**INPUT**
= = = = = = =

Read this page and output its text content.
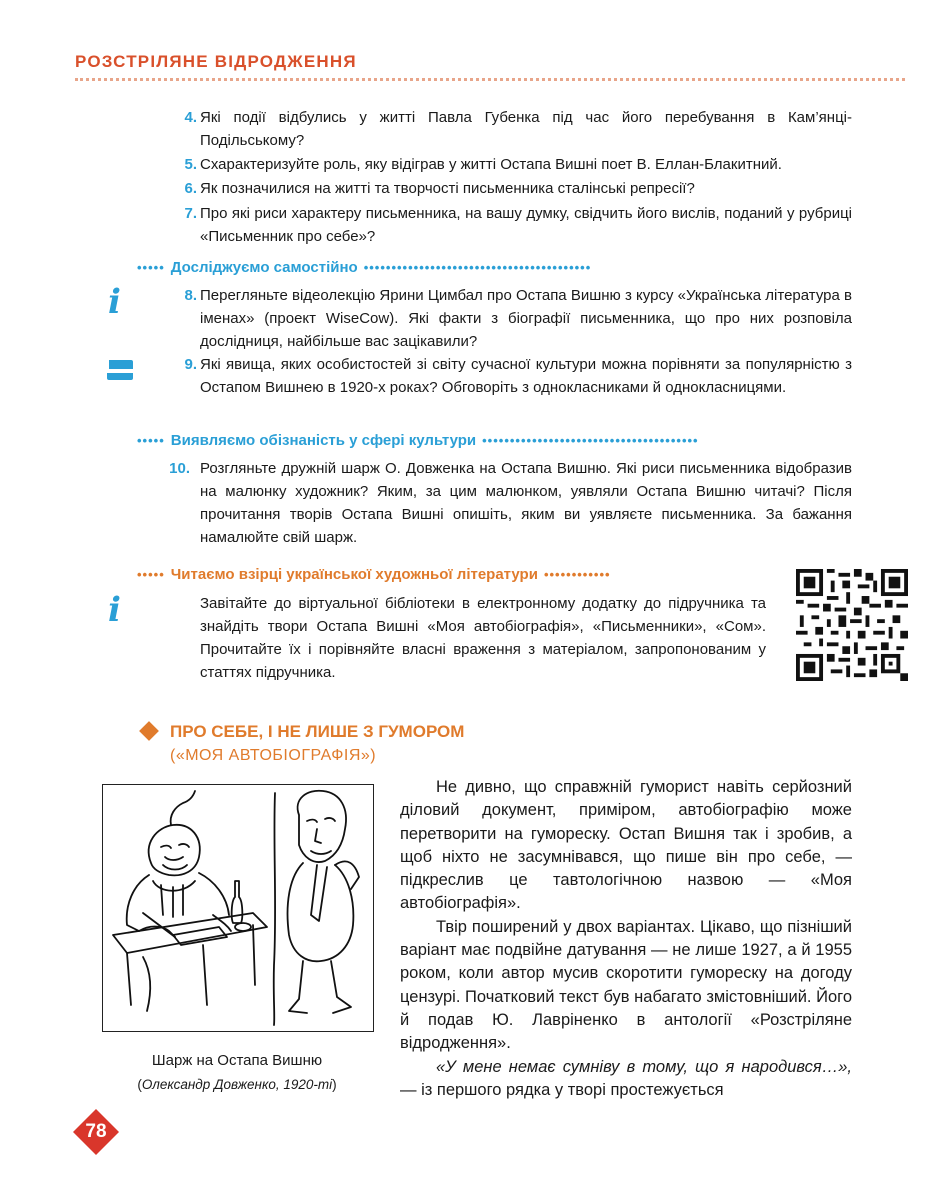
РОЗСТРІЛЯНЕ ВІДРОДЖЕННЯ
4. Які події відбулись у житті Павла Губенка під час його перебування в Кам’янці-Подільському?
5. Схарактеризуйте роль, яку відіграв у житті Остапа Вишні поет В. Еллан-Блакитний.
6. Як позначилися на житті та творчості письменника сталінські репресії?
7. Про які риси характеру письменника, на вашу думку, свідчить його вислів, поданий у рубриці «Письменник про себе»?
••••• Досліджуємо самостійно •••••••••••••••••••••••••••••••••••••••••
i	8. Перегляньте відеолекцію Ярини Цимбал про Остапа Вишню з курсу «Українська література в іменах» (проект WiseCow). Які факти з біографії письменника, що про них розповіла дослідниця, найбільше вас зацікавили?
9. Які явища, яких особистостей зі світу сучасної культури можна порівняти за популярністю з Остапом Вишнею в 1920-х роках? Обговоріть з однокласниками й однокласницями.
••••• Виявляємо обізнаність у сфері культури •••••••••••••••••••••••••••••••••••••••
10. Розгляньте дружній шарж О. Довженка на Остапа Вишню. Які риси письменника відобразив на малюнку художник? Яким, за цим малюнком, уявляли Остапа Вишню читачі? Після прочитання творів Остапа Вишні опишіть, яким ви уявляєте письменника. За бажання намалюйте свій шарж.
••••• Читаємо взірці української художньої літератури ••••••••••••
i	Завітайте до віртуальної бібліотеки в електронному додатку до підручника та знайдіть твори Остапа Вишні «Моя автобіографія», «Письменники», «Сом». Прочитайте їх і порівняйте власні враження з матеріалом, запропонованим у статтях підручника.
ПРО СЕБЕ, І НЕ ЛИШЕ З ГУМОРОМ
(«МОЯ АВТОБІОГРАФІЯ»)
Шарж на Остапа Вишню
(Олександр Довженко, 1920-ті)
Не дивно, що справжній гуморист навіть серйозний діловий документ, приміром, автобіографію може перетворити на гумореску. Остап Вишня так і зробив, а щоб ніхто не засумнівався, що пише він про себе, — підкреслив це тавтологічною назвою — «Моя автобіографія».
Твір поширений у двох варіантах. Цікаво, що пізніший варіант має подвійне датування — не лише 1927, а й 1955 роком, коли автор мусив скоротити гумореску на догоду цензурі. Початковий текст був набагато змістовніший. Його й подав Ю. Лавріненко в антології «Розстріляне відродження».
«У мене немає сумніву в тому, що я народився…», — із першого рядка у творі простежується
78
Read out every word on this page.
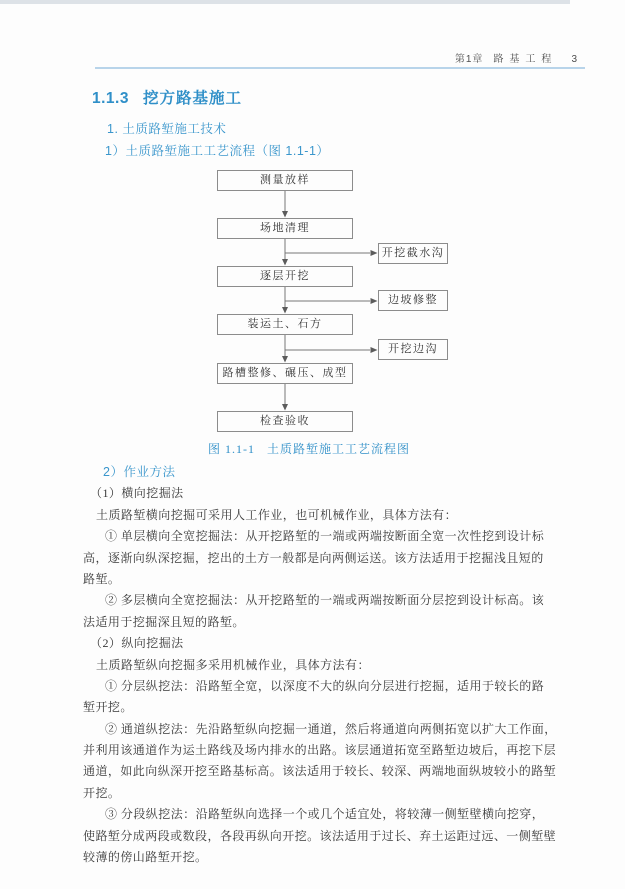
第1章 路基工程 3
1.1.3 挖方路基施工
1. 土质路堑施工技术
1）土质路堑施工工艺流程（图 1.1-1）
测量放样
场地清理
逐层开挖
装运土、石方
路槽整修、碾压、成型
检查验收
开挖截水沟
边坡修整
开挖边沟
图 1.1-1 土质路堑施工工艺流程图
2）作业方法
（1）横向挖掘法
土质路堑横向挖掘可采用人工作业，也可机械作业，具体方法有：
① 单层横向全宽挖掘法：从开挖路堑的一端或两端按断面全宽一次性挖到设计标
高，逐渐向纵深挖掘，挖出的土方一般都是向两侧运送。该方法适用于挖掘浅且短的
路堑。
② 多层横向全宽挖掘法：从开挖路堑的一端或两端按断面分层挖到设计标高。该
法适用于挖掘深且短的路堑。
（2）纵向挖掘法
土质路堑纵向挖掘多采用机械作业，具体方法有：
① 分层纵挖法：沿路堑全宽，以深度不大的纵向分层进行挖掘，适用于较长的路
堑开挖。
② 通道纵挖法：先沿路堑纵向挖掘一通道，然后将通道向两侧拓宽以扩大工作面，
并利用该通道作为运土路线及场内排水的出路。该层通道拓宽至路堑边坡后，再挖下层
通道，如此向纵深开挖至路基标高。该法适用于较长、较深、两端地面纵坡较小的路堑
开挖。
③ 分段纵挖法：沿路堑纵向选择一个或几个适宜处，将较薄一侧堑壁横向挖穿，
使路堑分成两段或数段，各段再纵向开挖。该法适用于过长、弃土运距过远、一侧堑壁
较薄的傍山路堑开挖。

= = = = = = =

**PROBLEM STATEMENT**
Copy out the listing exactly as it stands, but not the pictures.

**COMPLETE RESPONSE**
Read this page and output its text content.
РОЗСТРІЛЯНЕ ВІДРОДЖЕННЯ
4. Які події відбулись у житті Павла Губенка під час його перебування в Кам’янці-Подільському?
5. Схарактеризуйте роль, яку відіграв у житті Остапа Вишні поет В. Еллан-Блакитний.
6. Як позначилися на житті та творчості письменника сталінські репресії?
7. Про які риси характеру письменника, на вашу думку, свідчить його вислів, поданий у рубриці «Письменник про себе»?
••••• Досліджуємо самостійно •••••••••••••••••••••••••••••••••••••••••
i	8. Перегляньте відеолекцію Ярини Цимбал про Остапа Вишню з курсу «Українська література в іменах» (проект WiseCow). Які факти з біографії письменника, що про них розповіла дослідниця, найбільше вас зацікавили?
9. Які явища, яких особистостей зі світу сучасної культури можна порівняти за популярністю з Остапом Вишнею в 1920-х роках? Обговоріть з однокласниками й однокласницями.
••••• Виявляємо обізнаність у сфері культури •••••••••••••••••••••••••••••••••••••••
10. Розгляньте дружній шарж О. Довженка на Остапа Вишню. Які риси письменника відобразив на малюнку художник? Яким, за цим малюнком, уявляли Остапа Вишню читачі? Після прочитання творів Остапа Вишні опишіть, яким ви уявляєте письменника. За бажання намалюйте свій шарж.
••••• Читаємо взірці української художньої літератури ••••••••••••
i	Завітайте до віртуальної бібліотеки в електронному додатку до підручника та знайдіть твори Остапа Вишні «Моя автобіографія», «Письменники», «Сом». Прочитайте їх і порівняйте власні враження з матеріалом, запропонованим у статтях підручника.
ПРО СЕБЕ, І НЕ ЛИШЕ З ГУМОРОМ
(«МОЯ АВТОБІОГРАФІЯ»)
Шарж на Остапа Вишню
(Олександр Довженко, 1920-ті)
Не дивно, що справжній гуморист навіть серйозний діловий документ, приміром, автобіографію може перетворити на гумореску. Остап Вишня так і зробив, а щоб ніхто не засумнівався, що пише він про себе, — підкреслив це тавтологічною назвою — «Моя автобіографія».
Твір поширений у двох варіантах. Цікаво, що пізніший варіант має подвійне датування — не лише 1927, а й 1955 роком, коли автор мусив скоротити гумореску на догоду цензурі. Початковий текст був набагато змістовніший. Його й подав Ю. Лавріненко в антології «Розстріляне відродження».
«У мене немає сумніву в тому, що я народився…», — із першого рядка у творі простежується
78
Read out every word on this page.
第1章 路基工程 3
1.1.3 挖方路基施工
1. 土质路堑施工技术
1）土质路堑施工工艺流程（图 1.1-1）
测量放样
场地清理
逐层开挖
装运土、石方
路槽整修、碾压、成型
检查验收
开挖截水沟
边坡修整
开挖边沟
图 1.1-1 土质路堑施工工艺流程图
2）作业方法
（1）横向挖掘法
土质路堑横向挖掘可采用人工作业，也可机械作业，具体方法有：
① 单层横向全宽挖掘法：从开挖路堑的一端或两端按断面全宽一次性挖到设计标
高，逐渐向纵深挖掘，挖出的土方一般都是向两侧运送。该方法适用于挖掘浅且短的
路堑。
② 多层横向全宽挖掘法：从开挖路堑的一端或两端按断面分层挖到设计标高。该
法适用于挖掘深且短的路堑。
（2）纵向挖掘法
土质路堑纵向挖掘多采用机械作业，具体方法有：
① 分层纵挖法：沿路堑全宽，以深度不大的纵向分层进行挖掘，适用于较长的路
堑开挖。
② 通道纵挖法：先沿路堑纵向挖掘一通道，然后将通道向两侧拓宽以扩大工作面，
并利用该通道作为运土路线及场内排水的出路。该层通道拓宽至路堑边坡后，再挖下层
通道，如此向纵深开挖至路基标高。该法适用于较长、较深、两端地面纵坡较小的路堑
开挖。
③ 分段纵挖法：沿路堑纵向选择一个或几个适宜处，将较薄一侧堑壁横向挖穿，
使路堑分成两段或数段，各段再纵向开挖。该法适用于过长、弃土运距过远、一侧堑壁
较薄的傍山路堑开挖。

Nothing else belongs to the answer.